# Information supplied start

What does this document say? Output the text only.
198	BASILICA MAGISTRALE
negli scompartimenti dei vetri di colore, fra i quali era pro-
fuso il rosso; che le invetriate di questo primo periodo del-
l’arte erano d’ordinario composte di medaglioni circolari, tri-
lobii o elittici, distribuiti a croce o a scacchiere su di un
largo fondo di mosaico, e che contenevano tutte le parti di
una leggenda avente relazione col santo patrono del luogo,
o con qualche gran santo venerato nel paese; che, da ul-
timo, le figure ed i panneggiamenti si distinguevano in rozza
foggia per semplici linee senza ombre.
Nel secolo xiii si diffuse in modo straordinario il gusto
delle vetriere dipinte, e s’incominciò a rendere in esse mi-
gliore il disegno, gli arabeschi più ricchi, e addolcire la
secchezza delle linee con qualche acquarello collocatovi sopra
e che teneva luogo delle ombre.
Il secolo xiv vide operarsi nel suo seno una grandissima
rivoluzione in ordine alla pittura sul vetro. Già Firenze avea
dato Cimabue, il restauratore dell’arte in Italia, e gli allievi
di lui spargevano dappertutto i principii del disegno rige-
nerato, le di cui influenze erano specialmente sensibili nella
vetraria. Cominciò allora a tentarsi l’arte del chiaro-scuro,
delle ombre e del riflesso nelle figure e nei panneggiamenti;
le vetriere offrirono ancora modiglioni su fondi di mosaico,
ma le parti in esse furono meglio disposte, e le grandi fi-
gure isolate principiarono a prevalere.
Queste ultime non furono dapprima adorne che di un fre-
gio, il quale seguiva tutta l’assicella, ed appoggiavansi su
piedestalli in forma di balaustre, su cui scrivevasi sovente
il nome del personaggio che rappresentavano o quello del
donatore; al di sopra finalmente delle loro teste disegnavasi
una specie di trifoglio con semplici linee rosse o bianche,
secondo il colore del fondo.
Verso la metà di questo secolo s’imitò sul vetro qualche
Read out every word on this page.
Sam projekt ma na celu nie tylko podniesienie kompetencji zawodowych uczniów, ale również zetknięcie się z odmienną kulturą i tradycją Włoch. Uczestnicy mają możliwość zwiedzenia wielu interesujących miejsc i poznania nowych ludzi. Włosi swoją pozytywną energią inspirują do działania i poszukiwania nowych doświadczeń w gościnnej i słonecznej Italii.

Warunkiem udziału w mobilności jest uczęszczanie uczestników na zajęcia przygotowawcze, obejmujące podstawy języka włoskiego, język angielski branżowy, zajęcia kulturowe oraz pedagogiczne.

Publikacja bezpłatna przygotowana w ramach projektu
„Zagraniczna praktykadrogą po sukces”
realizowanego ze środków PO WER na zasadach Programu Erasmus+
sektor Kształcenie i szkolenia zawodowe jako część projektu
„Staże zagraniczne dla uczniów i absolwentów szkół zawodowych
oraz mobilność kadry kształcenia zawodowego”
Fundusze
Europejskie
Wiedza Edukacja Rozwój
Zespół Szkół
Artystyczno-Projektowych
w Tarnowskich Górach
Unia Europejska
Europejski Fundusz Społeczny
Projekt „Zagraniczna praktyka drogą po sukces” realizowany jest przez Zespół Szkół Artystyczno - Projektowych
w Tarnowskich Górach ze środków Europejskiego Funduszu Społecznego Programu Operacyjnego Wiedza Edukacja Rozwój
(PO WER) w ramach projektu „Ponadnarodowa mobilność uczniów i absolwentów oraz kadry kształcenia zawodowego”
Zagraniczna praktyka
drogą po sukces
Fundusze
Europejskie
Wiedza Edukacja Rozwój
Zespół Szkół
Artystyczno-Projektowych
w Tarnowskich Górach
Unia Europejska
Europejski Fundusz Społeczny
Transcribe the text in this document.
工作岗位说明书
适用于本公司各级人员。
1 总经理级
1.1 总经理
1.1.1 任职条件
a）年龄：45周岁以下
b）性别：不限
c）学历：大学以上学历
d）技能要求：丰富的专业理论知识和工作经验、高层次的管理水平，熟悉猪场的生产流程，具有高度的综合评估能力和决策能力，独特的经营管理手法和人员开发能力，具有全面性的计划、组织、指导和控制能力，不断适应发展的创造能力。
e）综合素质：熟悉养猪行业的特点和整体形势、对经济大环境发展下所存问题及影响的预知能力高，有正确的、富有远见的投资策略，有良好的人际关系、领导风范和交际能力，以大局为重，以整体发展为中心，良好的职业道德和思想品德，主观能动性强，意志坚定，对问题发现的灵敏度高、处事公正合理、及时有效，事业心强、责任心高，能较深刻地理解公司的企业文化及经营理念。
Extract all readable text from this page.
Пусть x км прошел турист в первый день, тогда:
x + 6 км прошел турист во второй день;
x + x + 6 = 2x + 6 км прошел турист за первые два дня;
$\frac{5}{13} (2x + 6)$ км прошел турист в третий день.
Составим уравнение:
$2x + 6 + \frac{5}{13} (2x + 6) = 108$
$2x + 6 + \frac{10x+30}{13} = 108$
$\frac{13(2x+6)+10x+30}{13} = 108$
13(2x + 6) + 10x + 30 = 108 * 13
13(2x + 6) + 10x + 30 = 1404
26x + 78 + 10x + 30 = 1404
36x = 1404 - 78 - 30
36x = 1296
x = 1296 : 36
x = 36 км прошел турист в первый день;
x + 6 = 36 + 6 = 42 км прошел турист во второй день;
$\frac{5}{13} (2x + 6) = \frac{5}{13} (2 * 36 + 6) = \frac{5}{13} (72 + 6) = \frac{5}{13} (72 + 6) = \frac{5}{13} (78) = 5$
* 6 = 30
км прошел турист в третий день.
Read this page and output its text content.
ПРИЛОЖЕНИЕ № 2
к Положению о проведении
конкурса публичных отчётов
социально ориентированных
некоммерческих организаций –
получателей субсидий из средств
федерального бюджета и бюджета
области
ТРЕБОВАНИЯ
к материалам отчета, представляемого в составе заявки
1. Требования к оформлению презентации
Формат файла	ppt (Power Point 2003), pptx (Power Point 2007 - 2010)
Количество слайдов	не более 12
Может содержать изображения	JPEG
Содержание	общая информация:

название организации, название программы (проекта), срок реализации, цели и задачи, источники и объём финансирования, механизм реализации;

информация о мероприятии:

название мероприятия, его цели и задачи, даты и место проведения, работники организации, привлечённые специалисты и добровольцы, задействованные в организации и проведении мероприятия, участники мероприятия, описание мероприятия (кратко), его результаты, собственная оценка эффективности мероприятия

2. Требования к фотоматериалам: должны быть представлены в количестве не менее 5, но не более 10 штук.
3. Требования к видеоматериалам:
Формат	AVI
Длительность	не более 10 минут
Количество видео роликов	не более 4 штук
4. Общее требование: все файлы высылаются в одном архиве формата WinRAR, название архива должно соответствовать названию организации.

# Information supplied end

Instructions to follow. Pull out each line of the listing that holds the string "kadry".

Output of the task.
oraz mobilność kadry kształcenia zawodowego”
(PO WER) w ramach projektu „Ponadnarodowa mobilność uczniów i absolwentów oraz kadry kształcenia zawodowego”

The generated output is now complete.